_Stated problem_. Repeat, without any change, the entries presented below.

_Data excerpts_.
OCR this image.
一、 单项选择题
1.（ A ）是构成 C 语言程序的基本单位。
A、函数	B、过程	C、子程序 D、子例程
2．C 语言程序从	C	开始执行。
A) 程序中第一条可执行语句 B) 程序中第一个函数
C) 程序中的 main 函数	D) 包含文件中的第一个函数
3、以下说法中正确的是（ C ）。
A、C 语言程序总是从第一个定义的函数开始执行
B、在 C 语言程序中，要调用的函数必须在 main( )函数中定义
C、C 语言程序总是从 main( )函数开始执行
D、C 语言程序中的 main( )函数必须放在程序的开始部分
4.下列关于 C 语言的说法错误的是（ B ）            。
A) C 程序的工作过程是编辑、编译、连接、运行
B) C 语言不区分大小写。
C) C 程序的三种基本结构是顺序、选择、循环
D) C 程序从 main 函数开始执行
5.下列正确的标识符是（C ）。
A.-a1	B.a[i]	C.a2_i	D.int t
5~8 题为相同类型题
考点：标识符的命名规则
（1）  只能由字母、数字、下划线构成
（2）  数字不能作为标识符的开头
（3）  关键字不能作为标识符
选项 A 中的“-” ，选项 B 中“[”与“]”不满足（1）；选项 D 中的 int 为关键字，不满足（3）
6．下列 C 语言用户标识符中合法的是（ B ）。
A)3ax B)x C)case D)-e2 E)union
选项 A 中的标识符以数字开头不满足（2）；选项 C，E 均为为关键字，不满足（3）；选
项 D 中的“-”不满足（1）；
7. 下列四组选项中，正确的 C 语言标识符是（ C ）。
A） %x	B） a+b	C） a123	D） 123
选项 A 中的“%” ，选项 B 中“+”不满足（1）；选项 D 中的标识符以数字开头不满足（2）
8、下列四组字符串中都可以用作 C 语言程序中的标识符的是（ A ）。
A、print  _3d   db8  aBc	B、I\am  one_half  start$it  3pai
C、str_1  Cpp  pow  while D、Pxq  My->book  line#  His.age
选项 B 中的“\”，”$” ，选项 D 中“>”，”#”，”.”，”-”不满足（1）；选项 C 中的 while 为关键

_Response_.
OCR this image.
一、 单项选择题
1.（ A ）是构成 C 语言程序的基本单位。
A、函数	B、过程	C、子程序 D、子例程
2．C 语言程序从	C	开始执行。
A) 程序中第一条可执行语句 B) 程序中第一个函数
C) 程序中的 main 函数	D) 包含文件中的第一个函数
3、以下说法中正确的是（ C ）。
A、C 语言程序总是从第一个定义的函数开始执行
B、在 C 语言程序中，要调用的函数必须在 main( )函数中定义
C、C 语言程序总是从 main( )函数开始执行
D、C 语言程序中的 main( )函数必须放在程序的开始部分
4.下列关于 C 语言的说法错误的是（ B ）            。
A) C 程序的工作过程是编辑、编译、连接、运行
B) C 语言不区分大小写。
C) C 程序的三种基本结构是顺序、选择、循环
D) C 程序从 main 函数开始执行
5.下列正确的标识符是（C ）。
A.-a1	B.a[i]	C.a2_i	D.int t
5~8 题为相同类型题
考点：标识符的命名规则
（1）  只能由字母、数字、下划线构成
（2）  数字不能作为标识符的开头
（3）  关键字不能作为标识符
选项 A 中的“-” ，选项 B 中“[”与“]”不满足（1）；选项 D 中的 int 为关键字，不满足（3）
6．下列 C 语言用户标识符中合法的是（ B ）。
A)3ax B)x C)case D)-e2 E)union
选项 A 中的标识符以数字开头不满足（2）；选项 C，E 均为为关键字，不满足（3）；选
项 D 中的“-”不满足（1）；
7. 下列四组选项中，正确的 C 语言标识符是（ C ）。
A） %x	B） a+b	C） a123	D） 123
选项 A 中的“%” ，选项 B 中“+”不满足（1）；选项 D 中的标识符以数字开头不满足（2）
8、下列四组字符串中都可以用作 C 语言程序中的标识符的是（ A ）。
A、print  _3d   db8  aBc	B、I\am  one_half  start$it  3pai
C、str_1  Cpp  pow  while D、Pxq  My->book  line#  His.age
选项 B 中的“\”，”$” ，选项 D 中“>”，”#”，”.”，”-”不满足（1）；选项 C 中的 while 为关键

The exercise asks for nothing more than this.